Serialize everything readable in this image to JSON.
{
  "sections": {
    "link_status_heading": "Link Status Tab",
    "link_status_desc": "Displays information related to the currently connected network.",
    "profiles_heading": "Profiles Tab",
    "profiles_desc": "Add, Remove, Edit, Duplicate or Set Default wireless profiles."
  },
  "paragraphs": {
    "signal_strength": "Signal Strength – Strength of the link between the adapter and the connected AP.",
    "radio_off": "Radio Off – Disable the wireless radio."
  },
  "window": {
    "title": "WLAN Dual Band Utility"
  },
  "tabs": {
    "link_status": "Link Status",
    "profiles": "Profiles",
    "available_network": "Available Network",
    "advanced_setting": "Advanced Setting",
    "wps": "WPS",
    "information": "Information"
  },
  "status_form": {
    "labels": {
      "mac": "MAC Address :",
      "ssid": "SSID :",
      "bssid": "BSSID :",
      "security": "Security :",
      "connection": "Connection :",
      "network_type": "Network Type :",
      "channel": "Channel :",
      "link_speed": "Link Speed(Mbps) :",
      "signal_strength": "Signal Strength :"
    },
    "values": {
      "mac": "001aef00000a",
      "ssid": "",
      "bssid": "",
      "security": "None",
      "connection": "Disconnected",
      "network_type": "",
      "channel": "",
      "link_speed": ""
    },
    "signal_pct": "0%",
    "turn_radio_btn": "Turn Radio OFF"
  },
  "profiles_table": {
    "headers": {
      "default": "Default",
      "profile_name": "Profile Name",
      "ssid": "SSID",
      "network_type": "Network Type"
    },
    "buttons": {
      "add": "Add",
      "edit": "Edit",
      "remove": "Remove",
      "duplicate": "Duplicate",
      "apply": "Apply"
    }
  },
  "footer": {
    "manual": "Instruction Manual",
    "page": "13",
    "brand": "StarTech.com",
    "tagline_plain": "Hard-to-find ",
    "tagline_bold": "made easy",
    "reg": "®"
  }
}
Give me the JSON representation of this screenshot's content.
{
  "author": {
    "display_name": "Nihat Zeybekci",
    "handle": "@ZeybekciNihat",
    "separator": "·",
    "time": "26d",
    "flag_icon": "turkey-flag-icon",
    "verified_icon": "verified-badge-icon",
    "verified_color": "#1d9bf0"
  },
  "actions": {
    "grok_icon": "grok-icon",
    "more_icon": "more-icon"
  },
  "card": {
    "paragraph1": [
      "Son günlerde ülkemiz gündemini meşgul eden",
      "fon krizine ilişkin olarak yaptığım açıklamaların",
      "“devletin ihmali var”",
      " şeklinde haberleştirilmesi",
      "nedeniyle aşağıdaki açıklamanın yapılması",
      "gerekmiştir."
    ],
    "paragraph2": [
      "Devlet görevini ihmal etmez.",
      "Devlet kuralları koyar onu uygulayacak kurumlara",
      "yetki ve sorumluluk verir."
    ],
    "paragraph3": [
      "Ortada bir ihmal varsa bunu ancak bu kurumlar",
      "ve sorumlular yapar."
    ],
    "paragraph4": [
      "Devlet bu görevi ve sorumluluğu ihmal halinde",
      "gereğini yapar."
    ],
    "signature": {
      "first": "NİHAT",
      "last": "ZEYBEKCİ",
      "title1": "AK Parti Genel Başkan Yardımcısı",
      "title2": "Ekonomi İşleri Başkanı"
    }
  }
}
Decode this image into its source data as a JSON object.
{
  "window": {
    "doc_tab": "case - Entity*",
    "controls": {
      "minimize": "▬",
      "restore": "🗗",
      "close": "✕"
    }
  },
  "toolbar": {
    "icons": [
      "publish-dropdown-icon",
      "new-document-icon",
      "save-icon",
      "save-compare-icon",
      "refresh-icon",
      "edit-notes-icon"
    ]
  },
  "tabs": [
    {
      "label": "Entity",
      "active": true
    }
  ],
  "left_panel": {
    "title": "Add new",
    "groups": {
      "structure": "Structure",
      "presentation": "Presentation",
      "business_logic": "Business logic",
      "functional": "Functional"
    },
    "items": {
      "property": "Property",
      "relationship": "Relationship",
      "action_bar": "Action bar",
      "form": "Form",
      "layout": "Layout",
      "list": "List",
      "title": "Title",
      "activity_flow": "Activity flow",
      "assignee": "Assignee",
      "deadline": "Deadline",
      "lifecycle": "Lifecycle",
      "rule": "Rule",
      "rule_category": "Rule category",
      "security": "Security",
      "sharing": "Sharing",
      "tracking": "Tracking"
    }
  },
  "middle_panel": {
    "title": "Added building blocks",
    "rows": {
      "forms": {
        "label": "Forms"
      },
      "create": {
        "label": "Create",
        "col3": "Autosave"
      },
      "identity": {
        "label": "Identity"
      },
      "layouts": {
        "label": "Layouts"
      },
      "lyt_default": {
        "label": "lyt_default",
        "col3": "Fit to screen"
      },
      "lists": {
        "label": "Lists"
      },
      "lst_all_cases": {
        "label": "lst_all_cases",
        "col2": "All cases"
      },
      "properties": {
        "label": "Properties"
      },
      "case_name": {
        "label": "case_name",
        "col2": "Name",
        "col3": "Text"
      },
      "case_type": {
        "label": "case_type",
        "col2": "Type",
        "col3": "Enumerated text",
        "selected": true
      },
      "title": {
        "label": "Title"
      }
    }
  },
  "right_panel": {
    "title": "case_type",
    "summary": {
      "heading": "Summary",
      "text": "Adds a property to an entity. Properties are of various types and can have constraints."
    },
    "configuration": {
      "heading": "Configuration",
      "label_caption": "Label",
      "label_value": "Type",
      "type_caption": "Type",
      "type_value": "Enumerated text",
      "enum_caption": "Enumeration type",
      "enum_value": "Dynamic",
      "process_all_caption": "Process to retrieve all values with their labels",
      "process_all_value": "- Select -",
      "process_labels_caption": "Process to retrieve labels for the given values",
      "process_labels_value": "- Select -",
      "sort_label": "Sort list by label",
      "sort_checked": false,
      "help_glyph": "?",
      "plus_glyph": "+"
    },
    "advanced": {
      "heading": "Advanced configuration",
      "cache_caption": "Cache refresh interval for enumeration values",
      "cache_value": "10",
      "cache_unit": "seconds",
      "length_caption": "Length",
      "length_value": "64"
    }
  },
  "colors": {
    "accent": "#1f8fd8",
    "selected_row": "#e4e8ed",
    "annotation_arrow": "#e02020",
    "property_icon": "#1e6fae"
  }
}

EXERCISE DETAILS: Without omitting anything, output the entries exactly.

IN RESPONSE:
Serialize everything readable in this image to JSON.
{
  "sections": {
    "link_status_heading": "Link Status Tab",
    "link_status_desc": "Displays information related to the currently connected network.",
    "profiles_heading": "Profiles Tab",
    "profiles_desc": "Add, Remove, Edit, Duplicate or Set Default wireless profiles."
  },
  "paragraphs": {
    "signal_strength": "Signal Strength – Strength of the link between the adapter and the connected AP.",
    "radio_off": "Radio Off – Disable the wireless radio."
  },
  "window": {
    "title": "WLAN Dual Band Utility"
  },
  "tabs": {
    "link_status": "Link Status",
    "profiles": "Profiles",
    "available_network": "Available Network",
    "advanced_setting": "Advanced Setting",
    "wps": "WPS",
    "information": "Information"
  },
  "status_form": {
    "labels": {
      "mac": "MAC Address :",
      "ssid": "SSID :",
      "bssid": "BSSID :",
      "security": "Security :",
      "connection": "Connection :",
      "network_type": "Network Type :",
      "channel": "Channel :",
      "link_speed": "Link Speed(Mbps) :",
      "signal_strength": "Signal Strength :"
    },
    "values": {
      "mac": "001aef00000a",
      "ssid": "",
      "bssid": "",
      "security": "None",
      "connection": "Disconnected",
      "network_type": "",
      "channel": "",
      "link_speed": ""
    },
    "signal_pct": "0%",
    "turn_radio_btn": "Turn Radio OFF"
  },
  "profiles_table": {
    "headers": {
      "default": "Default",
      "profile_name": "Profile Name",
      "ssid": "SSID",
      "network_type": "Network Type"
    },
    "buttons": {
      "add": "Add",
      "edit": "Edit",
      "remove": "Remove",
      "duplicate": "Duplicate",
      "apply": "Apply"
    }
  },
  "footer": {
    "manual": "Instruction Manual",
    "page": "13",
    "brand": "StarTech.com",
    "tagline_plain": "Hard-to-find ",
    "tagline_bold": "made easy",
    "reg": "®"
  }
}
Give me the JSON representation of this screenshot's content.
{
  "author": {
    "display_name": "Nihat Zeybekci",
    "handle": "@ZeybekciNihat",
    "separator": "·",
    "time": "26d",
    "flag_icon": "turkey-flag-icon",
    "verified_icon": "verified-badge-icon",
    "verified_color": "#1d9bf0"
  },
  "actions": {
    "grok_icon": "grok-icon",
    "more_icon": "more-icon"
  },
  "card": {
    "paragraph1": [
      "Son günlerde ülkemiz gündemini meşgul eden",
      "fon krizine ilişkin olarak yaptığım açıklamaların",
      "“devletin ihmali var”",
      " şeklinde haberleştirilmesi",
      "nedeniyle aşağıdaki açıklamanın yapılması",
      "gerekmiştir."
    ],
    "paragraph2": [
      "Devlet görevini ihmal etmez.",
      "Devlet kuralları koyar onu uygulayacak kurumlara",
      "yetki ve sorumluluk verir."
    ],
    "paragraph3": [
      "Ortada bir ihmal varsa bunu ancak bu kurumlar",
      "ve sorumlular yapar."
    ],
    "paragraph4": [
      "Devlet bu görevi ve sorumluluğu ihmal halinde",
      "gereğini yapar."
    ],
    "signature": {
      "first": "NİHAT",
      "last": "ZEYBEKCİ",
      "title1": "AK Parti Genel Başkan Yardımcısı",
      "title2": "Ekonomi İşleri Başkanı"
    }
  }
}
Decode this image into its source data as a JSON object.
{
  "window": {
    "doc_tab": "case - Entity*",
    "controls": {
      "minimize": "▬",
      "restore": "🗗",
      "close": "✕"
    }
  },
  "toolbar": {
    "icons": [
      "publish-dropdown-icon",
      "new-document-icon",
      "save-icon",
      "save-compare-icon",
      "refresh-icon",
      "edit-notes-icon"
    ]
  },
  "tabs": [
    {
      "label": "Entity",
      "active": true
    }
  ],
  "left_panel": {
    "title": "Add new",
    "groups": {
      "structure": "Structure",
      "presentation": "Presentation",
      "business_logic": "Business logic",
      "functional": "Functional"
    },
    "items": {
      "property": "Property",
      "relationship": "Relationship",
      "action_bar": "Action bar",
      "form": "Form",
      "layout": "Layout",
      "list": "List",
      "title": "Title",
      "activity_flow": "Activity flow",
      "assignee": "Assignee",
      "deadline": "Deadline",
      "lifecycle": "Lifecycle",
      "rule": "Rule",
      "rule_category": "Rule category",
      "security": "Security",
      "sharing": "Sharing",
      "tracking": "Tracking"
    }
  },
  "middle_panel": {
    "title": "Added building blocks",
    "rows": {
      "forms": {
        "label": "Forms"
      },
      "create": {
        "label": "Create",
        "col3": "Autosave"
      },
      "identity": {
        "label": "Identity"
      },
      "layouts": {
        "label": "Layouts"
      },
      "lyt_default": {
        "label": "lyt_default",
        "col3": "Fit to screen"
      },
      "lists": {
        "label": "Lists"
      },
      "lst_all_cases": {
        "label": "lst_all_cases",
        "col2": "All cases"
      },
      "properties": {
        "label": "Properties"
      },
      "case_name": {
        "label": "case_name",
        "col2": "Name",
        "col3": "Text"
      },
      "case_type": {
        "label": "case_type",
        "col2": "Type",
        "col3": "Enumerated text",
        "selected": true
      },
      "title": {
        "label": "Title"
      }
    }
  },
  "right_panel": {
    "title": "case_type",
    "summary": {
      "heading": "Summary",
      "text": "Adds a property to an entity. Properties are of various types and can have constraints."
    },
    "configuration": {
      "heading": "Configuration",
      "label_caption": "Label",
      "label_value": "Type",
      "type_caption": "Type",
      "type_value": "Enumerated text",
      "enum_caption": "Enumeration type",
      "enum_value": "Dynamic",
      "process_all_caption": "Process to retrieve all values with their labels",
      "process_all_value": "- Select -",
      "process_labels_caption": "Process to retrieve labels for the given values",
      "process_labels_value": "- Select -",
      "sort_label": "Sort list by label",
      "sort_checked": false,
      "help_glyph": "?",
      "plus_glyph": "+"
    },
    "advanced": {
      "heading": "Advanced configuration",
      "cache_caption": "Cache refresh interval for enumeration values",
      "cache_value": "10",
      "cache_unit": "seconds",
      "length_caption": "Length",
      "length_value": "64"
    }
  },
  "colors": {
    "accent": "#1f8fd8",
    "selected_row": "#e4e8ed",
    "annotation_arrow": "#e02020",
    "property_icon": "#1e6fae"
  }
}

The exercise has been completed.